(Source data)
╔══

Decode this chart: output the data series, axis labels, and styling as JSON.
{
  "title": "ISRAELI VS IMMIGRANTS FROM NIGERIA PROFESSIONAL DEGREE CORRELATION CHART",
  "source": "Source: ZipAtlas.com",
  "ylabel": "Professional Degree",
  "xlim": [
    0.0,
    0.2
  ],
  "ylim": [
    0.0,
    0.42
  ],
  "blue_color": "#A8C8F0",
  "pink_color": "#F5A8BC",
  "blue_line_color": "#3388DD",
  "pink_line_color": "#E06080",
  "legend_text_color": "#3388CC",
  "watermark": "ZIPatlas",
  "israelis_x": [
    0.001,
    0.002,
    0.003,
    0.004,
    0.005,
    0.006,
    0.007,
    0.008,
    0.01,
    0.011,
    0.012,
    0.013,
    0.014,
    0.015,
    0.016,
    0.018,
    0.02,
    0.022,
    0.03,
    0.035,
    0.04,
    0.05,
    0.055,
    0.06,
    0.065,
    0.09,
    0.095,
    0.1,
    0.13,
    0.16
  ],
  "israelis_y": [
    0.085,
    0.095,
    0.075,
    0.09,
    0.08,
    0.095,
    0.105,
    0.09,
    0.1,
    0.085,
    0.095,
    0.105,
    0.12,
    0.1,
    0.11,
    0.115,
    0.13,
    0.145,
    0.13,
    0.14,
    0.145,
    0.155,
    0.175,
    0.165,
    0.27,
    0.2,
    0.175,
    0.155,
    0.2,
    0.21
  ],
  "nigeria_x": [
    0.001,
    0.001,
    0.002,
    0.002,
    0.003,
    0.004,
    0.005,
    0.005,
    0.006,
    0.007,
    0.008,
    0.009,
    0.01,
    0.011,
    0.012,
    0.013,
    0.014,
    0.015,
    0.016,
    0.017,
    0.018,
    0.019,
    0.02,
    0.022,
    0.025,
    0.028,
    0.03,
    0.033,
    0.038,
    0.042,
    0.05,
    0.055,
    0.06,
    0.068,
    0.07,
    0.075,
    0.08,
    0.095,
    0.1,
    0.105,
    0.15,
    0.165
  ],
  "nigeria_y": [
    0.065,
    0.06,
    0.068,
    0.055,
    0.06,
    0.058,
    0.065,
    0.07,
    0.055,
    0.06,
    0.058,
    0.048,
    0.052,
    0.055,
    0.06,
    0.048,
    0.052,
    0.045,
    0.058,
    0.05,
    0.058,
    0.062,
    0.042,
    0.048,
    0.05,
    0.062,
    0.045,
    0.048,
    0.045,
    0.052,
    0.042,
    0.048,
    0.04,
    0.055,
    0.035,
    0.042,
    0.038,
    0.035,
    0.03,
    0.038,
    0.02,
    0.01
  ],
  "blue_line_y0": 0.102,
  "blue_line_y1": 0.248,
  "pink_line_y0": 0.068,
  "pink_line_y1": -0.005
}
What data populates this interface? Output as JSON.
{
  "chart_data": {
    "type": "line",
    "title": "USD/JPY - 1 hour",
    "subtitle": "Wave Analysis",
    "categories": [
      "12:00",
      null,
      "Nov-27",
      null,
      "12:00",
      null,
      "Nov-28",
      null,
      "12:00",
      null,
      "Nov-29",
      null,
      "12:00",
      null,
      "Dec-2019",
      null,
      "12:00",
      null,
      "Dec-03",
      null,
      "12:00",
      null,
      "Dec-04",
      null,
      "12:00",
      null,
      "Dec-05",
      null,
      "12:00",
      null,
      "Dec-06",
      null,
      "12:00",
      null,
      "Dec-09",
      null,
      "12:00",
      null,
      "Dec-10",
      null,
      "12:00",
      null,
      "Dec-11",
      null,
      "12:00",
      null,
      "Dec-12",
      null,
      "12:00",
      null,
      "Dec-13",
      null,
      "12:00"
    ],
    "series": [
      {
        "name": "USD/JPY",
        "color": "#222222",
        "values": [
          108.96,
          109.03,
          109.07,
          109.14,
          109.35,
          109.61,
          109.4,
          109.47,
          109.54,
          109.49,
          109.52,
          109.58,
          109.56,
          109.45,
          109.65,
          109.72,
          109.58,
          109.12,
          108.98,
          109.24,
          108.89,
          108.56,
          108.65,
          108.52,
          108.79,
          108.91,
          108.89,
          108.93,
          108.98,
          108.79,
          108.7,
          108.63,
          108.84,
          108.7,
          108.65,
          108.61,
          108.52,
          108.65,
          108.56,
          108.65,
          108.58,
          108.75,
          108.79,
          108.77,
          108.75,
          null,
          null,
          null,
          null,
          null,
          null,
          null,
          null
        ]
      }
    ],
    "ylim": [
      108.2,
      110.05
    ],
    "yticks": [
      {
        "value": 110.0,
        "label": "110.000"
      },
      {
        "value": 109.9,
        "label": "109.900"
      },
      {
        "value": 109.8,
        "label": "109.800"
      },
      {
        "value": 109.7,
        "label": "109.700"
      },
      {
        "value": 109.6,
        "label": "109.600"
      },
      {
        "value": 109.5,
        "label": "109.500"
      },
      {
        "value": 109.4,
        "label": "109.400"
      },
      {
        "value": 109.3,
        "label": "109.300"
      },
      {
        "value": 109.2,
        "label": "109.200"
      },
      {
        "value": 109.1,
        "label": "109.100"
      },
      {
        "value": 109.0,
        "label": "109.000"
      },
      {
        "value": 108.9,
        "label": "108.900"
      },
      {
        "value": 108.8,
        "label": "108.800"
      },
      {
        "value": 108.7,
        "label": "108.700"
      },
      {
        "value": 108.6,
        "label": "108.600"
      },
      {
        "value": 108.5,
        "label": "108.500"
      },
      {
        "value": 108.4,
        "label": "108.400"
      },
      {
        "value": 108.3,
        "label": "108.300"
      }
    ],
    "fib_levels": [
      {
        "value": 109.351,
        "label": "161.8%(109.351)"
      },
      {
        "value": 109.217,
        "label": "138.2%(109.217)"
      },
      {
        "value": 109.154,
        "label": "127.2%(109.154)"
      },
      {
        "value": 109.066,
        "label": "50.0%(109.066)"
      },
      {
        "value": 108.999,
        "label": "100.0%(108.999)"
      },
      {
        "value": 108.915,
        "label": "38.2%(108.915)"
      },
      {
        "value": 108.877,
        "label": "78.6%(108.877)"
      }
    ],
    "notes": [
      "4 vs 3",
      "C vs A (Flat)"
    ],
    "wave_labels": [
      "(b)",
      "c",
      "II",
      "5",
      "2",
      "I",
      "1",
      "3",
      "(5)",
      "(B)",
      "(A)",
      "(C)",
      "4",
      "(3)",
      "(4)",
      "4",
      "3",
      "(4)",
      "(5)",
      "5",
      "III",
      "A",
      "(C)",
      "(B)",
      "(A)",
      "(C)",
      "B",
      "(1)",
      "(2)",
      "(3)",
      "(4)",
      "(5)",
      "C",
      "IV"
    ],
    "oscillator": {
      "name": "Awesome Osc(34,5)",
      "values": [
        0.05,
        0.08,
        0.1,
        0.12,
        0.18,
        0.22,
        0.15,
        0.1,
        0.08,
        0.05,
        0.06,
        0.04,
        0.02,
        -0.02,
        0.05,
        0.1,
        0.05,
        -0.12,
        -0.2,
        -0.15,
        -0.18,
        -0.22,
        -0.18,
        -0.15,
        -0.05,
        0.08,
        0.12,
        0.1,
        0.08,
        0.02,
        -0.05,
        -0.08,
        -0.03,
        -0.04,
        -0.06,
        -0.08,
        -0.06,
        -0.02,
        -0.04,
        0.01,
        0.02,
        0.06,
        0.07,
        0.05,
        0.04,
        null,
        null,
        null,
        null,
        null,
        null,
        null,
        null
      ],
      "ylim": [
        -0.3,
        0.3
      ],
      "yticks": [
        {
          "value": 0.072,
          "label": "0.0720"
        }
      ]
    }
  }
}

╚══

§ Stated problem:
Each line of the material should be echoed exactly.

§ Task answer:
Decode this chart: output the data series, axis labels, and styling as JSON.
{
  "title": "ISRAELI VS IMMIGRANTS FROM NIGERIA PROFESSIONAL DEGREE CORRELATION CHART",
  "source": "Source: ZipAtlas.com",
  "ylabel": "Professional Degree",
  "xlim": [
    0.0,
    0.2
  ],
  "ylim": [
    0.0,
    0.42
  ],
  "blue_color": "#A8C8F0",
  "pink_color": "#F5A8BC",
  "blue_line_color": "#3388DD",
  "pink_line_color": "#E06080",
  "legend_text_color": "#3388CC",
  "watermark": "ZIPatlas",
  "israelis_x": [
    0.001,
    0.002,
    0.003,
    0.004,
    0.005,
    0.006,
    0.007,
    0.008,
    0.01,
    0.011,
    0.012,
    0.013,
    0.014,
    0.015,
    0.016,
    0.018,
    0.02,
    0.022,
    0.03,
    0.035,
    0.04,
    0.05,
    0.055,
    0.06,
    0.065,
    0.09,
    0.095,
    0.1,
    0.13,
    0.16
  ],
  "israelis_y": [
    0.085,
    0.095,
    0.075,
    0.09,
    0.08,
    0.095,
    0.105,
    0.09,
    0.1,
    0.085,
    0.095,
    0.105,
    0.12,
    0.1,
    0.11,
    0.115,
    0.13,
    0.145,
    0.13,
    0.14,
    0.145,
    0.155,
    0.175,
    0.165,
    0.27,
    0.2,
    0.175,
    0.155,
    0.2,
    0.21
  ],
  "nigeria_x": [
    0.001,
    0.001,
    0.002,
    0.002,
    0.003,
    0.004,
    0.005,
    0.005,
    0.006,
    0.007,
    0.008,
    0.009,
    0.01,
    0.011,
    0.012,
    0.013,
    0.014,
    0.015,
    0.016,
    0.017,
    0.018,
    0.019,
    0.02,
    0.022,
    0.025,
    0.028,
    0.03,
    0.033,
    0.038,
    0.042,
    0.05,
    0.055,
    0.06,
    0.068,
    0.07,
    0.075,
    0.08,
    0.095,
    0.1,
    0.105,
    0.15,
    0.165
  ],
  "nigeria_y": [
    0.065,
    0.06,
    0.068,
    0.055,
    0.06,
    0.058,
    0.065,
    0.07,
    0.055,
    0.06,
    0.058,
    0.048,
    0.052,
    0.055,
    0.06,
    0.048,
    0.052,
    0.045,
    0.058,
    0.05,
    0.058,
    0.062,
    0.042,
    0.048,
    0.05,
    0.062,
    0.045,
    0.048,
    0.045,
    0.052,
    0.042,
    0.048,
    0.04,
    0.055,
    0.035,
    0.042,
    0.038,
    0.035,
    0.03,
    0.038,
    0.02,
    0.01
  ],
  "blue_line_y0": 0.102,
  "blue_line_y1": 0.248,
  "pink_line_y0": 0.068,
  "pink_line_y1": -0.005
}
What data populates this interface? Output as JSON.
{
  "chart_data": {
    "type": "line",
    "title": "USD/JPY - 1 hour",
    "subtitle": "Wave Analysis",
    "categories": [
      "12:00",
      null,
      "Nov-27",
      null,
      "12:00",
      null,
      "Nov-28",
      null,
      "12:00",
      null,
      "Nov-29",
      null,
      "12:00",
      null,
      "Dec-2019",
      null,
      "12:00",
      null,
      "Dec-03",
      null,
      "12:00",
      null,
      "Dec-04",
      null,
      "12:00",
      null,
      "Dec-05",
      null,
      "12:00",
      null,
      "Dec-06",
      null,
      "12:00",
      null,
      "Dec-09",
      null,
      "12:00",
      null,
      "Dec-10",
      null,
      "12:00",
      null,
      "Dec-11",
      null,
      "12:00",
      null,
      "Dec-12",
      null,
      "12:00",
      null,
      "Dec-13",
      null,
      "12:00"
    ],
    "series": [
      {
        "name": "USD/JPY",
        "color": "#222222",
        "values": [
          108.96,
          109.03,
          109.07,
          109.14,
          109.35,
          109.61,
          109.4,
          109.47,
          109.54,
          109.49,
          109.52,
          109.58,
          109.56,
          109.45,
          109.65,
          109.72,
          109.58,
          109.12,
          108.98,
          109.24,
          108.89,
          108.56,
          108.65,
          108.52,
          108.79,
          108.91,
          108.89,
          108.93,
          108.98,
          108.79,
          108.7,
          108.63,
          108.84,
          108.7,
          108.65,
          108.61,
          108.52,
          108.65,
          108.56,
          108.65,
          108.58,
          108.75,
          108.79,
          108.77,
          108.75,
          null,
          null,
          null,
          null,
          null,
          null,
          null,
          null
        ]
      }
    ],
    "ylim": [
      108.2,
      110.05
    ],
    "yticks": [
      {
        "value": 110.0,
        "label": "110.000"
      },
      {
        "value": 109.9,
        "label": "109.900"
      },
      {
        "value": 109.8,
        "label": "109.800"
      },
      {
        "value": 109.7,
        "label": "109.700"
      },
      {
        "value": 109.6,
        "label": "109.600"
      },
      {
        "value": 109.5,
        "label": "109.500"
      },
      {
        "value": 109.4,
        "label": "109.400"
      },
      {
        "value": 109.3,
        "label": "109.300"
      },
      {
        "value": 109.2,
        "label": "109.200"
      },
      {
        "value": 109.1,
        "label": "109.100"
      },
      {
        "value": 109.0,
        "label": "109.000"
      },
      {
        "value": 108.9,
        "label": "108.900"
      },
      {
        "value": 108.8,
        "label": "108.800"
      },
      {
        "value": 108.7,
        "label": "108.700"
      },
      {
        "value": 108.6,
        "label": "108.600"
      },
      {
        "value": 108.5,
        "label": "108.500"
      },
      {
        "value": 108.4,
        "label": "108.400"
      },
      {
        "value": 108.3,
        "label": "108.300"
      }
    ],
    "fib_levels": [
      {
        "value": 109.351,
        "label": "161.8%(109.351)"
      },
      {
        "value": 109.217,
        "label": "138.2%(109.217)"
      },
      {
        "value": 109.154,
        "label": "127.2%(109.154)"
      },
      {
        "value": 109.066,
        "label": "50.0%(109.066)"
      },
      {
        "value": 108.999,
        "label": "100.0%(108.999)"
      },
      {
        "value": 108.915,
        "label": "38.2%(108.915)"
      },
      {
        "value": 108.877,
        "label": "78.6%(108.877)"
      }
    ],
    "notes": [
      "4 vs 3",
      "C vs A (Flat)"
    ],
    "wave_labels": [
      "(b)",
      "c",
      "II",
      "5",
      "2",
      "I",
      "1",
      "3",
      "(5)",
      "(B)",
      "(A)",
      "(C)",
      "4",
      "(3)",
      "(4)",
      "4",
      "3",
      "(4)",
      "(5)",
      "5",
      "III",
      "A",
      "(C)",
      "(B)",
      "(A)",
      "(C)",
      "B",
      "(1)",
      "(2)",
      "(3)",
      "(4)",
      "(5)",
      "C",
      "IV"
    ],
    "oscillator": {
      "name": "Awesome Osc(34,5)",
      "values": [
        0.05,
        0.08,
        0.1,
        0.12,
        0.18,
        0.22,
        0.15,
        0.1,
        0.08,
        0.05,
        0.06,
        0.04,
        0.02,
        -0.02,
        0.05,
        0.1,
        0.05,
        -0.12,
        -0.2,
        -0.15,
        -0.18,
        -0.22,
        -0.18,
        -0.15,
        -0.05,
        0.08,
        0.12,
        0.1,
        0.08,
        0.02,
        -0.05,
        -0.08,
        -0.03,
        -0.04,
        -0.06,
        -0.08,
        -0.06,
        -0.02,
        -0.04,
        0.01,
        0.02,
        0.06,
        0.07,
        0.05,
        0.04,
        null,
        null,
        null,
        null,
        null,
        null,
        null,
        null
      ],
      "ylim": [
        -0.3,
        0.3
      ],
      "yticks": [
        {
          "value": 0.072,
          "label": "0.0720"
        }
      ]
    }
  }
}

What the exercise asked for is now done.